__What the task requires__
Reproduce all entries precisely, down to the last character.

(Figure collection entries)
╔══

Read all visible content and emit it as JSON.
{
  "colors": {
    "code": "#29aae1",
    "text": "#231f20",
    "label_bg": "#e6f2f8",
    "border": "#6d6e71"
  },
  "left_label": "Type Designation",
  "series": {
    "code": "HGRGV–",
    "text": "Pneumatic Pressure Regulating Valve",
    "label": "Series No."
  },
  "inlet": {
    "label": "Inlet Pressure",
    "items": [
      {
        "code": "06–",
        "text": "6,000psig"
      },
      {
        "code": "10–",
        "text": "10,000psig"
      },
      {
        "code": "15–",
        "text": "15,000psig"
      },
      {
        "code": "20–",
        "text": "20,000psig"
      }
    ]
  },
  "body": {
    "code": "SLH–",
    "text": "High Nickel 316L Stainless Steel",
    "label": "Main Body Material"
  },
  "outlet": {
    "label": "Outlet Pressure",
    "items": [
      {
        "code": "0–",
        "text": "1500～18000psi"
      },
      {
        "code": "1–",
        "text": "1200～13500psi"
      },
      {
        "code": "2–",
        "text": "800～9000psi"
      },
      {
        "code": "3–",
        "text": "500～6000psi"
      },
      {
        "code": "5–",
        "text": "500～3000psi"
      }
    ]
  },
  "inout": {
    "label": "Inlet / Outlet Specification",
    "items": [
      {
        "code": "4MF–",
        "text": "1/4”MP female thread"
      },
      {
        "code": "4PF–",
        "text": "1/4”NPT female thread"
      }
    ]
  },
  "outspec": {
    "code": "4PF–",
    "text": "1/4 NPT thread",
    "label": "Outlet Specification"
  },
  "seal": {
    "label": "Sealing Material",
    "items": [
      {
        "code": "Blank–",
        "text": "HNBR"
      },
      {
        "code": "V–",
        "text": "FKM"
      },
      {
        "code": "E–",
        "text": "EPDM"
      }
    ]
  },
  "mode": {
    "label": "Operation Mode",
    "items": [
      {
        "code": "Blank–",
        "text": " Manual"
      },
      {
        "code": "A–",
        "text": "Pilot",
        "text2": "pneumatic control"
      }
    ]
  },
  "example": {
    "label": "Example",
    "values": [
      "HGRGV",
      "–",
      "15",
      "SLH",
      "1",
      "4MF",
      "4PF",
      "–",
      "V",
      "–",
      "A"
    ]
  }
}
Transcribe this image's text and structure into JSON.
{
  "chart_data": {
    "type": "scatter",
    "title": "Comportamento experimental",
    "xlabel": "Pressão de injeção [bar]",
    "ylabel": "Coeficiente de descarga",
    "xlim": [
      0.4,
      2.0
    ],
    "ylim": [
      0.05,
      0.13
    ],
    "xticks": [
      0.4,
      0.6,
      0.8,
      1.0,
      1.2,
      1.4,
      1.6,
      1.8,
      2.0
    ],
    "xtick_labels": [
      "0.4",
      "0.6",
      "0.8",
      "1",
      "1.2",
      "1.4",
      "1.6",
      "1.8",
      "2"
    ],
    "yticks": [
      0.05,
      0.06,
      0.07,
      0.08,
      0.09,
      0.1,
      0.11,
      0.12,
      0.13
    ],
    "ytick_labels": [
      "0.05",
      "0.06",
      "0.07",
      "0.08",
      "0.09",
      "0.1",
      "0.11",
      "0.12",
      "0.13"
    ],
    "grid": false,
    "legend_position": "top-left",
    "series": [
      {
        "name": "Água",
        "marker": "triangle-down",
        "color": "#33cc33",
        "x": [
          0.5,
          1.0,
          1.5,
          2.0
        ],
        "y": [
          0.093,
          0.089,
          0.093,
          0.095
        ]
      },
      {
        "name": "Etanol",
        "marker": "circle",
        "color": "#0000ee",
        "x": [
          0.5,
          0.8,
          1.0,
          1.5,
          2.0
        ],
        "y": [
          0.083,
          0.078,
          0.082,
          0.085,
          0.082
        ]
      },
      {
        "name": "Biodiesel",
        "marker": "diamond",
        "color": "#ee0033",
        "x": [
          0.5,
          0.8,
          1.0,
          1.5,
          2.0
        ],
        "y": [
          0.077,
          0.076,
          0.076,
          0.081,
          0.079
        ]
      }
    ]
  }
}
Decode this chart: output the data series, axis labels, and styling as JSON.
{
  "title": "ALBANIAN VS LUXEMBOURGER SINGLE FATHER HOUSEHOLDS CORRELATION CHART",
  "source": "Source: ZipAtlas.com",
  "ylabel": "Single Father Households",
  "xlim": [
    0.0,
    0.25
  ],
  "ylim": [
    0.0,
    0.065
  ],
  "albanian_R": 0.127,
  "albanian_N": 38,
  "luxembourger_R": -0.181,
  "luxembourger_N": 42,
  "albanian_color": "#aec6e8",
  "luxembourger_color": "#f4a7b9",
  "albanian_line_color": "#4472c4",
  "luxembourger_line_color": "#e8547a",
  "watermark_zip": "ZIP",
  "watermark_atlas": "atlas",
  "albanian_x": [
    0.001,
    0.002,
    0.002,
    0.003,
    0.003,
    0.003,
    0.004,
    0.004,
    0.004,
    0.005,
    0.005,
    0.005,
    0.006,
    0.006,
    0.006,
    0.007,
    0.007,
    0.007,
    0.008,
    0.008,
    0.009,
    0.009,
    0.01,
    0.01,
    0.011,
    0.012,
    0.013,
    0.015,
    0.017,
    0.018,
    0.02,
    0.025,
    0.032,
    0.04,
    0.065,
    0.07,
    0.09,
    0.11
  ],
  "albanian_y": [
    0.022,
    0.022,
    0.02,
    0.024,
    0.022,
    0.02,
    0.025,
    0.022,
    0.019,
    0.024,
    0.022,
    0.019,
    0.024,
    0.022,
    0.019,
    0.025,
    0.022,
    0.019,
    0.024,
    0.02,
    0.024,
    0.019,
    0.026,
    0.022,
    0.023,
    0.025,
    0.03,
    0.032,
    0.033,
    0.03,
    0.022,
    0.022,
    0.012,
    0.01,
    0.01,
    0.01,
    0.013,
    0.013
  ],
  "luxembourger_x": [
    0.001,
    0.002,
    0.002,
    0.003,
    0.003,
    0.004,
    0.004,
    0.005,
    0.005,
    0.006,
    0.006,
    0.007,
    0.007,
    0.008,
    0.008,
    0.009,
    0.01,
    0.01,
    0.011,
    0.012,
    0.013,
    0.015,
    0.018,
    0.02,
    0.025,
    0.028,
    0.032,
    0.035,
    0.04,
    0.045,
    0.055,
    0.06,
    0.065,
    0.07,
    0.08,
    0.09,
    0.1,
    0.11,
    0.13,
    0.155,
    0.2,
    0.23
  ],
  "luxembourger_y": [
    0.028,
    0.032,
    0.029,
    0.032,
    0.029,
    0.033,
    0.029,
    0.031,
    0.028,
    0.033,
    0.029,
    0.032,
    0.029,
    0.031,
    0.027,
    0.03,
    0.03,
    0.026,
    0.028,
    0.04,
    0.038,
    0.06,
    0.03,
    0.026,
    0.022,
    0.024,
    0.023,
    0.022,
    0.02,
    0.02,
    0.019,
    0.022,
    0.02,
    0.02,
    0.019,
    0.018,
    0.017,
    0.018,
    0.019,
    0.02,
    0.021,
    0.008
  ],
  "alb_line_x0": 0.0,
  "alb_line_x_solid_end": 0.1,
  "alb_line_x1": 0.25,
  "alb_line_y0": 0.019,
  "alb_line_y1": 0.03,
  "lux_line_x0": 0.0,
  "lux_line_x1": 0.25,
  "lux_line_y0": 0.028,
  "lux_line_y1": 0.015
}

╚══

__Exercise answer__
Read all visible content and emit it as JSON.
{
  "colors": {
    "code": "#29aae1",
    "text": "#231f20",
    "label_bg": "#e6f2f8",
    "border": "#6d6e71"
  },
  "left_label": "Type Designation",
  "series": {
    "code": "HGRGV–",
    "text": "Pneumatic Pressure Regulating Valve",
    "label": "Series No."
  },
  "inlet": {
    "label": "Inlet Pressure",
    "items": [
      {
        "code": "06–",
        "text": "6,000psig"
      },
      {
        "code": "10–",
        "text": "10,000psig"
      },
      {
        "code": "15–",
        "text": "15,000psig"
      },
      {
        "code": "20–",
        "text": "20,000psig"
      }
    ]
  },
  "body": {
    "code": "SLH–",
    "text": "High Nickel 316L Stainless Steel",
    "label": "Main Body Material"
  },
  "outlet": {
    "label": "Outlet Pressure",
    "items": [
      {
        "code": "0–",
        "text": "1500～18000psi"
      },
      {
        "code": "1–",
        "text": "1200～13500psi"
      },
      {
        "code": "2–",
        "text": "800～9000psi"
      },
      {
        "code": "3–",
        "text": "500～6000psi"
      },
      {
        "code": "5–",
        "text": "500～3000psi"
      }
    ]
  },
  "inout": {
    "label": "Inlet / Outlet Specification",
    "items": [
      {
        "code": "4MF–",
        "text": "1/4”MP female thread"
      },
      {
        "code": "4PF–",
        "text": "1/4”NPT female thread"
      }
    ]
  },
  "outspec": {
    "code": "4PF–",
    "text": "1/4 NPT thread",
    "label": "Outlet Specification"
  },
  "seal": {
    "label": "Sealing Material",
    "items": [
      {
        "code": "Blank–",
        "text": "HNBR"
      },
      {
        "code": "V–",
        "text": "FKM"
      },
      {
        "code": "E–",
        "text": "EPDM"
      }
    ]
  },
  "mode": {
    "label": "Operation Mode",
    "items": [
      {
        "code": "Blank–",
        "text": " Manual"
      },
      {
        "code": "A–",
        "text": "Pilot",
        "text2": "pneumatic control"
      }
    ]
  },
  "example": {
    "label": "Example",
    "values": [
      "HGRGV",
      "–",
      "15",
      "SLH",
      "1",
      "4MF",
      "4PF",
      "–",
      "V",
      "–",
      "A"
    ]
  }
}
Transcribe this image's text and structure into JSON.
{
  "chart_data": {
    "type": "scatter",
    "title": "Comportamento experimental",
    "xlabel": "Pressão de injeção [bar]",
    "ylabel": "Coeficiente de descarga",
    "xlim": [
      0.4,
      2.0
    ],
    "ylim": [
      0.05,
      0.13
    ],
    "xticks": [
      0.4,
      0.6,
      0.8,
      1.0,
      1.2,
      1.4,
      1.6,
      1.8,
      2.0
    ],
    "xtick_labels": [
      "0.4",
      "0.6",
      "0.8",
      "1",
      "1.2",
      "1.4",
      "1.6",
      "1.8",
      "2"
    ],
    "yticks": [
      0.05,
      0.06,
      0.07,
      0.08,
      0.09,
      0.1,
      0.11,
      0.12,
      0.13
    ],
    "ytick_labels": [
      "0.05",
      "0.06",
      "0.07",
      "0.08",
      "0.09",
      "0.1",
      "0.11",
      "0.12",
      "0.13"
    ],
    "grid": false,
    "legend_position": "top-left",
    "series": [
      {
        "name": "Água",
        "marker": "triangle-down",
        "color": "#33cc33",
        "x": [
          0.5,
          1.0,
          1.5,
          2.0
        ],
        "y": [
          0.093,
          0.089,
          0.093,
          0.095
        ]
      },
      {
        "name": "Etanol",
        "marker": "circle",
        "color": "#0000ee",
        "x": [
          0.5,
          0.8,
          1.0,
          1.5,
          2.0
        ],
        "y": [
          0.083,
          0.078,
          0.082,
          0.085,
          0.082
        ]
      },
      {
        "name": "Biodiesel",
        "marker": "diamond",
        "color": "#ee0033",
        "x": [
          0.5,
          0.8,
          1.0,
          1.5,
          2.0
        ],
        "y": [
          0.077,
          0.076,
          0.076,
          0.081,
          0.079
        ]
      }
    ]
  }
}
Decode this chart: output the data series, axis labels, and styling as JSON.
{
  "title": "ALBANIAN VS LUXEMBOURGER SINGLE FATHER HOUSEHOLDS CORRELATION CHART",
  "source": "Source: ZipAtlas.com",
  "ylabel": "Single Father Households",
  "xlim": [
    0.0,
    0.25
  ],
  "ylim": [
    0.0,
    0.065
  ],
  "albanian_R": 0.127,
  "albanian_N": 38,
  "luxembourger_R": -0.181,
  "luxembourger_N": 42,
  "albanian_color": "#aec6e8",
  "luxembourger_color": "#f4a7b9",
  "albanian_line_color": "#4472c4",
  "luxembourger_line_color": "#e8547a",
  "watermark_zip": "ZIP",
  "watermark_atlas": "atlas",
  "albanian_x": [
    0.001,
    0.002,
    0.002,
    0.003,
    0.003,
    0.003,
    0.004,
    0.004,
    0.004,
    0.005,
    0.005,
    0.005,
    0.006,
    0.006,
    0.006,
    0.007,
    0.007,
    0.007,
    0.008,
    0.008,
    0.009,
    0.009,
    0.01,
    0.01,
    0.011,
    0.012,
    0.013,
    0.015,
    0.017,
    0.018,
    0.02,
    0.025,
    0.032,
    0.04,
    0.065,
    0.07,
    0.09,
    0.11
  ],
  "albanian_y": [
    0.022,
    0.022,
    0.02,
    0.024,
    0.022,
    0.02,
    0.025,
    0.022,
    0.019,
    0.024,
    0.022,
    0.019,
    0.024,
    0.022,
    0.019,
    0.025,
    0.022,
    0.019,
    0.024,
    0.02,
    0.024,
    0.019,
    0.026,
    0.022,
    0.023,
    0.025,
    0.03,
    0.032,
    0.033,
    0.03,
    0.022,
    0.022,
    0.012,
    0.01,
    0.01,
    0.01,
    0.013,
    0.013
  ],
  "luxembourger_x": [
    0.001,
    0.002,
    0.002,
    0.003,
    0.003,
    0.004,
    0.004,
    0.005,
    0.005,
    0.006,
    0.006,
    0.007,
    0.007,
    0.008,
    0.008,
    0.009,
    0.01,
    0.01,
    0.011,
    0.012,
    0.013,
    0.015,
    0.018,
    0.02,
    0.025,
    0.028,
    0.032,
    0.035,
    0.04,
    0.045,
    0.055,
    0.06,
    0.065,
    0.07,
    0.08,
    0.09,
    0.1,
    0.11,
    0.13,
    0.155,
    0.2,
    0.23
  ],
  "luxembourger_y": [
    0.028,
    0.032,
    0.029,
    0.032,
    0.029,
    0.033,
    0.029,
    0.031,
    0.028,
    0.033,
    0.029,
    0.032,
    0.029,
    0.031,
    0.027,
    0.03,
    0.03,
    0.026,
    0.028,
    0.04,
    0.038,
    0.06,
    0.03,
    0.026,
    0.022,
    0.024,
    0.023,
    0.022,
    0.02,
    0.02,
    0.019,
    0.022,
    0.02,
    0.02,
    0.019,
    0.018,
    0.017,
    0.018,
    0.019,
    0.02,
    0.021,
    0.008
  ],
  "alb_line_x0": 0.0,
  "alb_line_x_solid_end": 0.1,
  "alb_line_x1": 0.25,
  "alb_line_y0": 0.019,
  "alb_line_y1": 0.03,
  "lux_line_x0": 0.0,
  "lux_line_x1": 0.25,
  "lux_line_y0": 0.028,
  "lux_line_y1": 0.015
}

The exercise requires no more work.